== Provided entries ==
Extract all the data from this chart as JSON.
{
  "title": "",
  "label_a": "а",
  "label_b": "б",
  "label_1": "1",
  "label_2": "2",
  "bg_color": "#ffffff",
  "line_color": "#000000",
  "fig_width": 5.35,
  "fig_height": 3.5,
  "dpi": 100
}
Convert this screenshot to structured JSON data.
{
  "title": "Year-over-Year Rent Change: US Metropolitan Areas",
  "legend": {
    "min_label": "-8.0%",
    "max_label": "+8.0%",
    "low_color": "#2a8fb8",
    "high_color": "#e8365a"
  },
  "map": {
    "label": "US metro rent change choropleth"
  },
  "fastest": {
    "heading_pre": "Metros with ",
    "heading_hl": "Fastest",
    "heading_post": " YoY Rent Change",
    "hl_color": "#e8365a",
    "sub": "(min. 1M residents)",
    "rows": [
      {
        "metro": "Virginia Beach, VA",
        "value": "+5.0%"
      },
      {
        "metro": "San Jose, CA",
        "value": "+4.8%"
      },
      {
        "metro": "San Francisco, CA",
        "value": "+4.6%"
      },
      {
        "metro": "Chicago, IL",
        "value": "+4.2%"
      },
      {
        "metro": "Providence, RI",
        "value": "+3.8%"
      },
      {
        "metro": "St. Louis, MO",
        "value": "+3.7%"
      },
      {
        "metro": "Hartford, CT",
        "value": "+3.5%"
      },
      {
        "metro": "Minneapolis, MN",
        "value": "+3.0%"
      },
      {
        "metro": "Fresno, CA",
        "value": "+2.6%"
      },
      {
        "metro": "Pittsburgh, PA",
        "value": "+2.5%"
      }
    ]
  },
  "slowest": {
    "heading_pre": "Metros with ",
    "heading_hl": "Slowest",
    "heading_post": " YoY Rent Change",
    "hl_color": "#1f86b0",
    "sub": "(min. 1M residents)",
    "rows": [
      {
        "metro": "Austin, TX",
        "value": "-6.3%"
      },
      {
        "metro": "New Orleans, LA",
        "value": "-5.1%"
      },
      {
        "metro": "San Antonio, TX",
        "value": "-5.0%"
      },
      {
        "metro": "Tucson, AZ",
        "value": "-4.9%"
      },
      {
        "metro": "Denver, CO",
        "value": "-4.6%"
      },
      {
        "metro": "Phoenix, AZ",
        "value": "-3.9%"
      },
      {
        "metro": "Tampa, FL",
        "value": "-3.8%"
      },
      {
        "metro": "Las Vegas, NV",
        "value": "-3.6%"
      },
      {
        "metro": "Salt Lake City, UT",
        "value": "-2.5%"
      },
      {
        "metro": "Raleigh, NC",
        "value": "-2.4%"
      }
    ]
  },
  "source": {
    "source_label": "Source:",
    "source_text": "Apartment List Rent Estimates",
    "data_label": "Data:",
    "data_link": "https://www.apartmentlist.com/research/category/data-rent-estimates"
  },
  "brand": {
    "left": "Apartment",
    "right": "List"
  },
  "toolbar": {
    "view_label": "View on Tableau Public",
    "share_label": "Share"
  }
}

== What is expected ==
Reproduce every record, matching each line exactly.

== Answer to the problem ==
Extract all the data from this chart as JSON.
{
  "title": "",
  "label_a": "а",
  "label_b": "б",
  "label_1": "1",
  "label_2": "2",
  "bg_color": "#ffffff",
  "line_color": "#000000",
  "fig_width": 5.35,
  "fig_height": 3.5,
  "dpi": 100
}
Convert this screenshot to structured JSON data.
{
  "title": "Year-over-Year Rent Change: US Metropolitan Areas",
  "legend": {
    "min_label": "-8.0%",
    "max_label": "+8.0%",
    "low_color": "#2a8fb8",
    "high_color": "#e8365a"
  },
  "map": {
    "label": "US metro rent change choropleth"
  },
  "fastest": {
    "heading_pre": "Metros with ",
    "heading_hl": "Fastest",
    "heading_post": " YoY Rent Change",
    "hl_color": "#e8365a",
    "sub": "(min. 1M residents)",
    "rows": [
      {
        "metro": "Virginia Beach, VA",
        "value": "+5.0%"
      },
      {
        "metro": "San Jose, CA",
        "value": "+4.8%"
      },
      {
        "metro": "San Francisco, CA",
        "value": "+4.6%"
      },
      {
        "metro": "Chicago, IL",
        "value": "+4.2%"
      },
      {
        "metro": "Providence, RI",
        "value": "+3.8%"
      },
      {
        "metro": "St. Louis, MO",
        "value": "+3.7%"
      },
      {
        "metro": "Hartford, CT",
        "value": "+3.5%"
      },
      {
        "metro": "Minneapolis, MN",
        "value": "+3.0%"
      },
      {
        "metro": "Fresno, CA",
        "value": "+2.6%"
      },
      {
        "metro": "Pittsburgh, PA",
        "value": "+2.5%"
      }
    ]
  },
  "slowest": {
    "heading_pre": "Metros with ",
    "heading_hl": "Slowest",
    "heading_post": " YoY Rent Change",
    "hl_color": "#1f86b0",
    "sub": "(min. 1M residents)",
    "rows": [
      {
        "metro": "Austin, TX",
        "value": "-6.3%"
      },
      {
        "metro": "New Orleans, LA",
        "value": "-5.1%"
      },
      {
        "metro": "San Antonio, TX",
        "value": "-5.0%"
      },
      {
        "metro": "Tucson, AZ",
        "value": "-4.9%"
      },
      {
        "metro": "Denver, CO",
        "value": "-4.6%"
      },
      {
        "metro": "Phoenix, AZ",
        "value": "-3.9%"
      },
      {
        "metro": "Tampa, FL",
        "value": "-3.8%"
      },
      {
        "metro": "Las Vegas, NV",
        "value": "-3.6%"
      },
      {
        "metro": "Salt Lake City, UT",
        "value": "-2.5%"
      },
      {
        "metro": "Raleigh, NC",
        "value": "-2.4%"
      }
    ]
  },
  "source": {
    "source_label": "Source:",
    "source_text": "Apartment List Rent Estimates",
    "data_label": "Data:",
    "data_link": "https://www.apartmentlist.com/research/category/data-rent-estimates"
  },
  "brand": {
    "left": "Apartment",
    "right": "List"
  },
  "toolbar": {
    "view_label": "View on Tableau Public",
    "share_label": "Share"
  }
}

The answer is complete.